#### Raw data

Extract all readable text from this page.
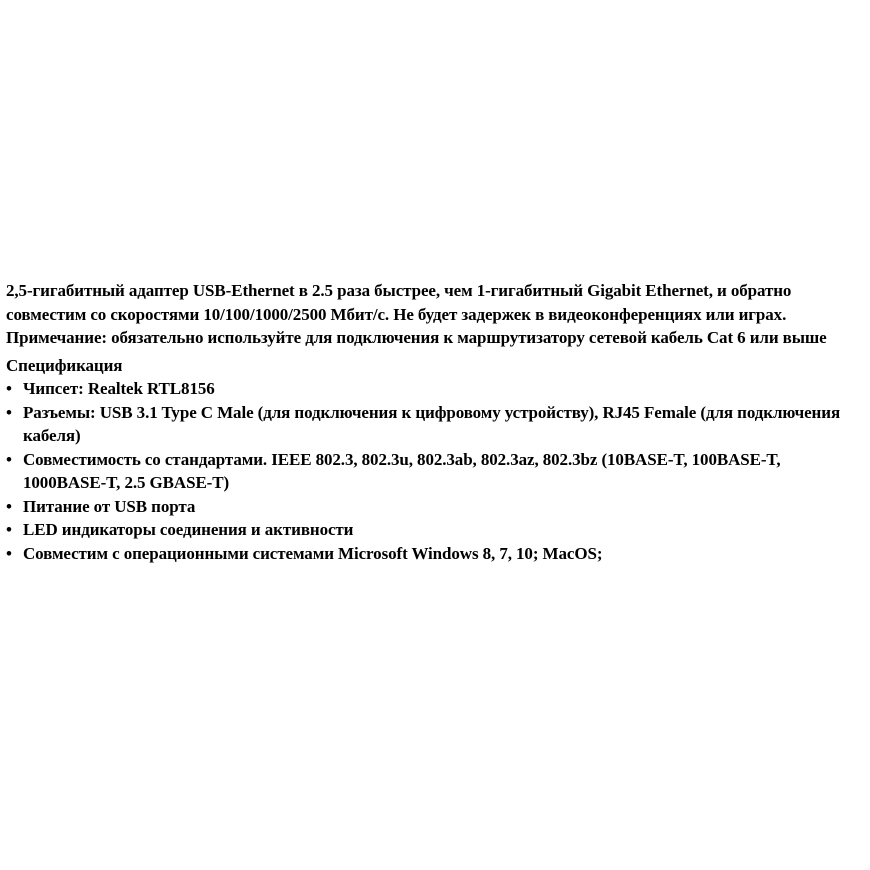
2,5-гигабитный адаптер USB-Ethernet в 2.5 раза быстрее, чем 1-гигабитный Gigabit Ethernet, и обратно совместим со скоростями 10/100/1000/2500 Мбит/с. Не будет задержек в видеоконференциях или играх.

Примечание: обязательно используйте для подключения к маршрутизатору сетевой кабель Cat 6 или выше

Спецификация

• Чипсет: Realtek RTL8156
• Разъемы: USB 3.1 Type C Male (для подключения к цифровому устройству), RJ45 Female (для подключения кабеля)
• Совместимость со стандартами. IEEE 802.3, 802.3u, 802.3ab, 802.3az, 802.3bz (10BASE-T, 100BASE-T, 1000BASE-T, 2.5 GBASE-T)
• Питание от USB порта
• LED индикаторы соединения и активности
• Совместим с операционными системами Microsoft Windows 8, 7, 10; MacOS;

#### What you have to do
Quote the material in full and exactly; do not carry over its pictures.

#### Written reply
Extract all readable text from this page.
2,5-гигабитный адаптер USB-Ethernet в 2.5 раза быстрее, чем 1-гигабитный Gigabit Ethernet, и обратно совместим со скоростями 10/100/1000/2500 Мбит/с. Не будет задержек в видеоконференциях или играх.

Примечание: обязательно используйте для подключения к маршрутизатору сетевой кабель Cat 6 или выше

Спецификация

• Чипсет: Realtek RTL8156
• Разъемы: USB 3.1 Type C Male (для подключения к цифровому устройству), RJ45 Female (для подключения кабеля)
• Совместимость со стандартами. IEEE 802.3, 802.3u, 802.3ab, 802.3az, 802.3bz (10BASE-T, 100BASE-T, 1000BASE-T, 2.5 GBASE-T)
• Питание от USB порта
• LED индикаторы соединения и активности
• Совместим с операционными системами Microsoft Windows 8, 7, 10; MacOS;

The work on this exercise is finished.